> _Dataset extract_
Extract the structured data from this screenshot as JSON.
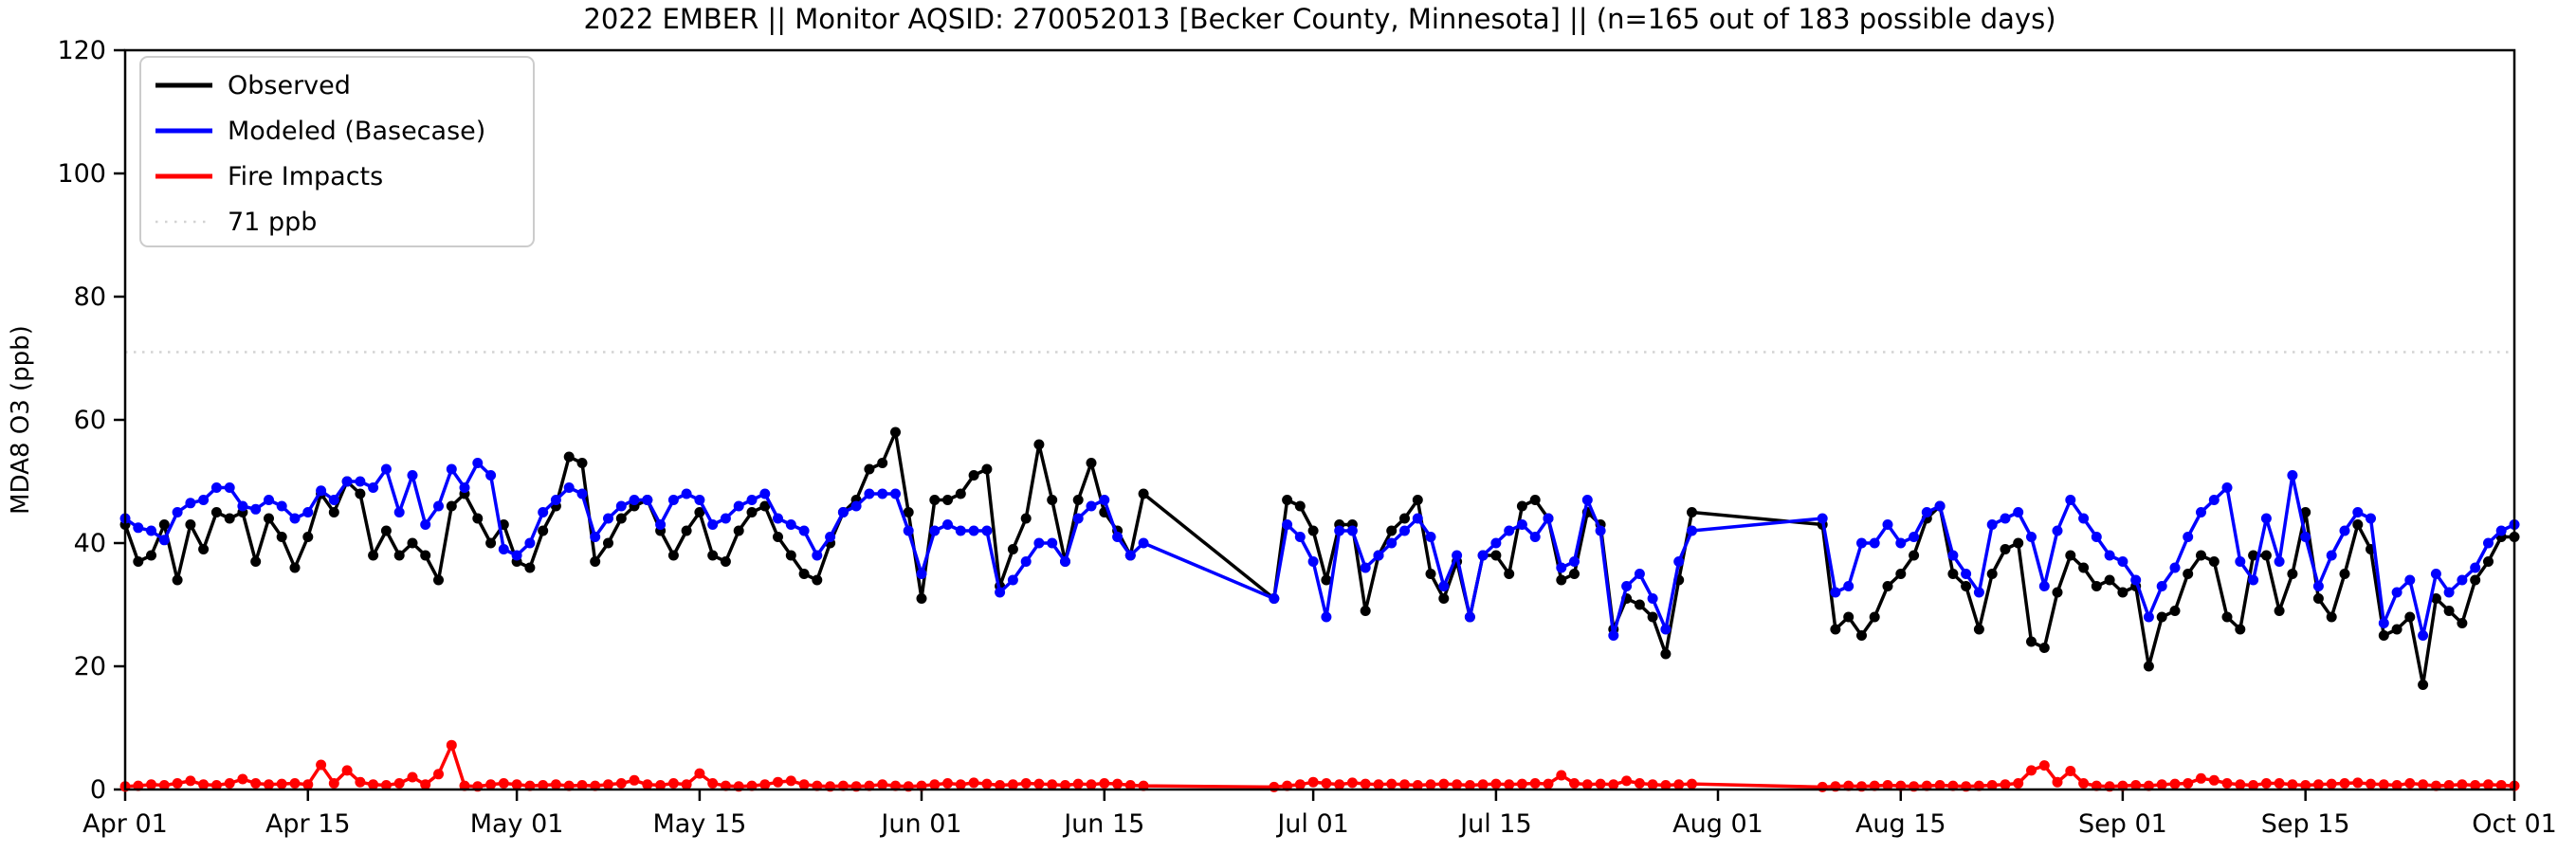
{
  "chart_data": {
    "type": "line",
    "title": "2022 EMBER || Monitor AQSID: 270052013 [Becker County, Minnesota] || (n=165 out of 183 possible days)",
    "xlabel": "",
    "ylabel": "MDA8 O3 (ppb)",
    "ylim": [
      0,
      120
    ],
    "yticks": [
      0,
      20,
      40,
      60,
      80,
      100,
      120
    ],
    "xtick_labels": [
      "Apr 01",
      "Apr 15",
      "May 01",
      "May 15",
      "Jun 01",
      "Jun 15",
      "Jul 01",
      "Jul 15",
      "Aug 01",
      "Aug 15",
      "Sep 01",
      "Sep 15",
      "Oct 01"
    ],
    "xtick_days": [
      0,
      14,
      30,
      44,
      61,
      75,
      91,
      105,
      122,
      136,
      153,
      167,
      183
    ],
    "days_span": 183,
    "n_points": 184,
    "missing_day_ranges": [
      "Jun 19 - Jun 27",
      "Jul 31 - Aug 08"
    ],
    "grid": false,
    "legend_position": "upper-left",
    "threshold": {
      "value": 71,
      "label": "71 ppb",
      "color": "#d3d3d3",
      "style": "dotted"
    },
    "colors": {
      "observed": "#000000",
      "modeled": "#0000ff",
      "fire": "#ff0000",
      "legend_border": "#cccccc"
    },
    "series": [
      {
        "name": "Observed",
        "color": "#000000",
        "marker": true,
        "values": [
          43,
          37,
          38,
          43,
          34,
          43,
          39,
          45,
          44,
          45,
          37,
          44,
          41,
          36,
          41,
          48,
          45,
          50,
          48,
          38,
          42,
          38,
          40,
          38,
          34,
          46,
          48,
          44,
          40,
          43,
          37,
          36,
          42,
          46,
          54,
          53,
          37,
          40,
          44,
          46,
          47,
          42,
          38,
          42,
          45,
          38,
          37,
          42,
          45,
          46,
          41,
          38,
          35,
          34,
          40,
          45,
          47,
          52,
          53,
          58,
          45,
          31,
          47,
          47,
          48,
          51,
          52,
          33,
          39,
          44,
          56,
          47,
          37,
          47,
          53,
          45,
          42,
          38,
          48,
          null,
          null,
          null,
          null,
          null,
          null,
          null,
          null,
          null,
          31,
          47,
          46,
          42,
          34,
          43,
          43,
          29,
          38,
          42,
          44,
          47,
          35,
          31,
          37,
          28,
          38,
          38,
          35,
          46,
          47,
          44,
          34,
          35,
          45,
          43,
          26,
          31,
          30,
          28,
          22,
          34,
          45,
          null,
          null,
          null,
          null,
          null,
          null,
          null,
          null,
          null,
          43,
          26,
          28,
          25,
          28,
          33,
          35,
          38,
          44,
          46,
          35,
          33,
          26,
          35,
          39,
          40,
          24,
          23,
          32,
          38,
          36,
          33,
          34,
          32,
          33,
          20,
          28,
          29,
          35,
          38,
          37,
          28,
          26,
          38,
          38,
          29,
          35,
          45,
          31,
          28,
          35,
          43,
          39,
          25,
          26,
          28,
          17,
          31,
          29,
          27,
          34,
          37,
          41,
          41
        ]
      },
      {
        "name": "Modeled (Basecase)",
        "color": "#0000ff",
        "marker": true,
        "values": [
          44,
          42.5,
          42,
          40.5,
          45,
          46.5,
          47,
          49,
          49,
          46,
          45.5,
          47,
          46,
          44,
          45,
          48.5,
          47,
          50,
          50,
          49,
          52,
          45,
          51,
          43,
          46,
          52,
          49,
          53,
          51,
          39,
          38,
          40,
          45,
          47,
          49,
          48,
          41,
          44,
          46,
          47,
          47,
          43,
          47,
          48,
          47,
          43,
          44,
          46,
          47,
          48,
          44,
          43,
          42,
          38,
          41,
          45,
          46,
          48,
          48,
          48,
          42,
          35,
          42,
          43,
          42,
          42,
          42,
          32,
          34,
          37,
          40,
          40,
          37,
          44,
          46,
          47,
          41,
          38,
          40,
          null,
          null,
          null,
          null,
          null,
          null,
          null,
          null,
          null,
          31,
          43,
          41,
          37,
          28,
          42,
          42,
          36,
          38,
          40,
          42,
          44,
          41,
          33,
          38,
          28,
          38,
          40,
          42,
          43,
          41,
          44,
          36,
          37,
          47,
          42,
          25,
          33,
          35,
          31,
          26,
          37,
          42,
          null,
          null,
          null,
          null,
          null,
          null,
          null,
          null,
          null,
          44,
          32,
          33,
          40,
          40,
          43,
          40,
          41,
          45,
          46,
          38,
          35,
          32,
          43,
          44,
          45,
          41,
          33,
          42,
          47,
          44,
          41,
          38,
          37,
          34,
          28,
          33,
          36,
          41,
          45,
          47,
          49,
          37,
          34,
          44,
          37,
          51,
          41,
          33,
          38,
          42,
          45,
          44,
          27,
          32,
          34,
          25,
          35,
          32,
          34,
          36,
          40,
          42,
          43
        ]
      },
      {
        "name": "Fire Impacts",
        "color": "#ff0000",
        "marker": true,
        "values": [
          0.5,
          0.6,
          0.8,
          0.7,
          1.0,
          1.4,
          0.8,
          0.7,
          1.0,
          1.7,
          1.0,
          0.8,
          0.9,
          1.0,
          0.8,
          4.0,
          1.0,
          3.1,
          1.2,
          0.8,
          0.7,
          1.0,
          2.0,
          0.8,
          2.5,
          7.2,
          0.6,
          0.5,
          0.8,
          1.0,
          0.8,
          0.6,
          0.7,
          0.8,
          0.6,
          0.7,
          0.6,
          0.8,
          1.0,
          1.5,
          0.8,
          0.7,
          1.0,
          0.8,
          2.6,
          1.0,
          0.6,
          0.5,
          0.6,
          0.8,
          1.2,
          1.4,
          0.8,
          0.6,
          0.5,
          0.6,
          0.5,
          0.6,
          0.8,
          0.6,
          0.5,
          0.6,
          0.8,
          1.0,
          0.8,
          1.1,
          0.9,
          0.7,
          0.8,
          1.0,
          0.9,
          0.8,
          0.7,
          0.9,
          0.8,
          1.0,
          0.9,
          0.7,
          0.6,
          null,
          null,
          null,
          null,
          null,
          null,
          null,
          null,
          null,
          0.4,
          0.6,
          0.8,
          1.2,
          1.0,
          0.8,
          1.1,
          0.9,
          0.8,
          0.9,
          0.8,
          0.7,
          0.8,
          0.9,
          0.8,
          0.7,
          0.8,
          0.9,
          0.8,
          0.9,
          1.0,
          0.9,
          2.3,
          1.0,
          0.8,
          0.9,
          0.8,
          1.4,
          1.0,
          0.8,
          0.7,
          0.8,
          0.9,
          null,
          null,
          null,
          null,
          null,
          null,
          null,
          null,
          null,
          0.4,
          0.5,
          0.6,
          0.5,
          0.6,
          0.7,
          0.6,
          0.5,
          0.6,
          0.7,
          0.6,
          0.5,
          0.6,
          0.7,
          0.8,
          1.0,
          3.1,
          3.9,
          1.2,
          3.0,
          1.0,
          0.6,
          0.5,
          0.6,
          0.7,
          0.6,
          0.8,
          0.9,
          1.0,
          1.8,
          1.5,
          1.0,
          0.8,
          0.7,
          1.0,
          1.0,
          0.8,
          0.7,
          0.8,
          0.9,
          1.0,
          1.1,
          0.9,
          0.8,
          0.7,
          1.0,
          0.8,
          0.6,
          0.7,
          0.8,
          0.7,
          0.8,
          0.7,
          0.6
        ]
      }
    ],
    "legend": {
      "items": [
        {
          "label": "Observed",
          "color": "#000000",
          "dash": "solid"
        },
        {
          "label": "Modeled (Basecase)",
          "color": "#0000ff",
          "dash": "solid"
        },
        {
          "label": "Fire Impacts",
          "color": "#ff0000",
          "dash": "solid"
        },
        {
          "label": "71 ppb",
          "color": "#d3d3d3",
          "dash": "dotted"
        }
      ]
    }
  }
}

> _Given exercise_
Transcribe every entry word for word, but omit the pictures.

> _Expected output_
Extract the structured data from this screenshot as JSON.
{
  "chart_data": {
    "type": "line",
    "title": "2022 EMBER || Monitor AQSID: 270052013 [Becker County, Minnesota] || (n=165 out of 183 possible days)",
    "xlabel": "",
    "ylabel": "MDA8 O3 (ppb)",
    "ylim": [
      0,
      120
    ],
    "yticks": [
      0,
      20,
      40,
      60,
      80,
      100,
      120
    ],
    "xtick_labels": [
      "Apr 01",
      "Apr 15",
      "May 01",
      "May 15",
      "Jun 01",
      "Jun 15",
      "Jul 01",
      "Jul 15",
      "Aug 01",
      "Aug 15",
      "Sep 01",
      "Sep 15",
      "Oct 01"
    ],
    "xtick_days": [
      0,
      14,
      30,
      44,
      61,
      75,
      91,
      105,
      122,
      136,
      153,
      167,
      183
    ],
    "days_span": 183,
    "n_points": 184,
    "missing_day_ranges": [
      "Jun 19 - Jun 27",
      "Jul 31 - Aug 08"
    ],
    "grid": false,
    "legend_position": "upper-left",
    "threshold": {
      "value": 71,
      "label": "71 ppb",
      "color": "#d3d3d3",
      "style": "dotted"
    },
    "colors": {
      "observed": "#000000",
      "modeled": "#0000ff",
      "fire": "#ff0000",
      "legend_border": "#cccccc"
    },
    "series": [
      {
        "name": "Observed",
        "color": "#000000",
        "marker": true,
        "values": [
          43,
          37,
          38,
          43,
          34,
          43,
          39,
          45,
          44,
          45,
          37,
          44,
          41,
          36,
          41,
          48,
          45,
          50,
          48,
          38,
          42,
          38,
          40,
          38,
          34,
          46,
          48,
          44,
          40,
          43,
          37,
          36,
          42,
          46,
          54,
          53,
          37,
          40,
          44,
          46,
          47,
          42,
          38,
          42,
          45,
          38,
          37,
          42,
          45,
          46,
          41,
          38,
          35,
          34,
          40,
          45,
          47,
          52,
          53,
          58,
          45,
          31,
          47,
          47,
          48,
          51,
          52,
          33,
          39,
          44,
          56,
          47,
          37,
          47,
          53,
          45,
          42,
          38,
          48,
          null,
          null,
          null,
          null,
          null,
          null,
          null,
          null,
          null,
          31,
          47,
          46,
          42,
          34,
          43,
          43,
          29,
          38,
          42,
          44,
          47,
          35,
          31,
          37,
          28,
          38,
          38,
          35,
          46,
          47,
          44,
          34,
          35,
          45,
          43,
          26,
          31,
          30,
          28,
          22,
          34,
          45,
          null,
          null,
          null,
          null,
          null,
          null,
          null,
          null,
          null,
          43,
          26,
          28,
          25,
          28,
          33,
          35,
          38,
          44,
          46,
          35,
          33,
          26,
          35,
          39,
          40,
          24,
          23,
          32,
          38,
          36,
          33,
          34,
          32,
          33,
          20,
          28,
          29,
          35,
          38,
          37,
          28,
          26,
          38,
          38,
          29,
          35,
          45,
          31,
          28,
          35,
          43,
          39,
          25,
          26,
          28,
          17,
          31,
          29,
          27,
          34,
          37,
          41,
          41
        ]
      },
      {
        "name": "Modeled (Basecase)",
        "color": "#0000ff",
        "marker": true,
        "values": [
          44,
          42.5,
          42,
          40.5,
          45,
          46.5,
          47,
          49,
          49,
          46,
          45.5,
          47,
          46,
          44,
          45,
          48.5,
          47,
          50,
          50,
          49,
          52,
          45,
          51,
          43,
          46,
          52,
          49,
          53,
          51,
          39,
          38,
          40,
          45,
          47,
          49,
          48,
          41,
          44,
          46,
          47,
          47,
          43,
          47,
          48,
          47,
          43,
          44,
          46,
          47,
          48,
          44,
          43,
          42,
          38,
          41,
          45,
          46,
          48,
          48,
          48,
          42,
          35,
          42,
          43,
          42,
          42,
          42,
          32,
          34,
          37,
          40,
          40,
          37,
          44,
          46,
          47,
          41,
          38,
          40,
          null,
          null,
          null,
          null,
          null,
          null,
          null,
          null,
          null,
          31,
          43,
          41,
          37,
          28,
          42,
          42,
          36,
          38,
          40,
          42,
          44,
          41,
          33,
          38,
          28,
          38,
          40,
          42,
          43,
          41,
          44,
          36,
          37,
          47,
          42,
          25,
          33,
          35,
          31,
          26,
          37,
          42,
          null,
          null,
          null,
          null,
          null,
          null,
          null,
          null,
          null,
          44,
          32,
          33,
          40,
          40,
          43,
          40,
          41,
          45,
          46,
          38,
          35,
          32,
          43,
          44,
          45,
          41,
          33,
          42,
          47,
          44,
          41,
          38,
          37,
          34,
          28,
          33,
          36,
          41,
          45,
          47,
          49,
          37,
          34,
          44,
          37,
          51,
          41,
          33,
          38,
          42,
          45,
          44,
          27,
          32,
          34,
          25,
          35,
          32,
          34,
          36,
          40,
          42,
          43
        ]
      },
      {
        "name": "Fire Impacts",
        "color": "#ff0000",
        "marker": true,
        "values": [
          0.5,
          0.6,
          0.8,
          0.7,
          1.0,
          1.4,
          0.8,
          0.7,
          1.0,
          1.7,
          1.0,
          0.8,
          0.9,
          1.0,
          0.8,
          4.0,
          1.0,
          3.1,
          1.2,
          0.8,
          0.7,
          1.0,
          2.0,
          0.8,
          2.5,
          7.2,
          0.6,
          0.5,
          0.8,
          1.0,
          0.8,
          0.6,
          0.7,
          0.8,
          0.6,
          0.7,
          0.6,
          0.8,
          1.0,
          1.5,
          0.8,
          0.7,
          1.0,
          0.8,
          2.6,
          1.0,
          0.6,
          0.5,
          0.6,
          0.8,
          1.2,
          1.4,
          0.8,
          0.6,
          0.5,
          0.6,
          0.5,
          0.6,
          0.8,
          0.6,
          0.5,
          0.6,
          0.8,
          1.0,
          0.8,
          1.1,
          0.9,
          0.7,
          0.8,
          1.0,
          0.9,
          0.8,
          0.7,
          0.9,
          0.8,
          1.0,
          0.9,
          0.7,
          0.6,
          null,
          null,
          null,
          null,
          null,
          null,
          null,
          null,
          null,
          0.4,
          0.6,
          0.8,
          1.2,
          1.0,
          0.8,
          1.1,
          0.9,
          0.8,
          0.9,
          0.8,
          0.7,
          0.8,
          0.9,
          0.8,
          0.7,
          0.8,
          0.9,
          0.8,
          0.9,
          1.0,
          0.9,
          2.3,
          1.0,
          0.8,
          0.9,
          0.8,
          1.4,
          1.0,
          0.8,
          0.7,
          0.8,
          0.9,
          null,
          null,
          null,
          null,
          null,
          null,
          null,
          null,
          null,
          0.4,
          0.5,
          0.6,
          0.5,
          0.6,
          0.7,
          0.6,
          0.5,
          0.6,
          0.7,
          0.6,
          0.5,
          0.6,
          0.7,
          0.8,
          1.0,
          3.1,
          3.9,
          1.2,
          3.0,
          1.0,
          0.6,
          0.5,
          0.6,
          0.7,
          0.6,
          0.8,
          0.9,
          1.0,
          1.8,
          1.5,
          1.0,
          0.8,
          0.7,
          1.0,
          1.0,
          0.8,
          0.7,
          0.8,
          0.9,
          1.0,
          1.1,
          0.9,
          0.8,
          0.7,
          1.0,
          0.8,
          0.6,
          0.7,
          0.8,
          0.7,
          0.8,
          0.7,
          0.6
        ]
      }
    ],
    "legend": {
      "items": [
        {
          "label": "Observed",
          "color": "#000000",
          "dash": "solid"
        },
        {
          "label": "Modeled (Basecase)",
          "color": "#0000ff",
          "dash": "solid"
        },
        {
          "label": "Fire Impacts",
          "color": "#ff0000",
          "dash": "solid"
        },
        {
          "label": "71 ppb",
          "color": "#d3d3d3",
          "dash": "dotted"
        }
      ]
    }
  }
}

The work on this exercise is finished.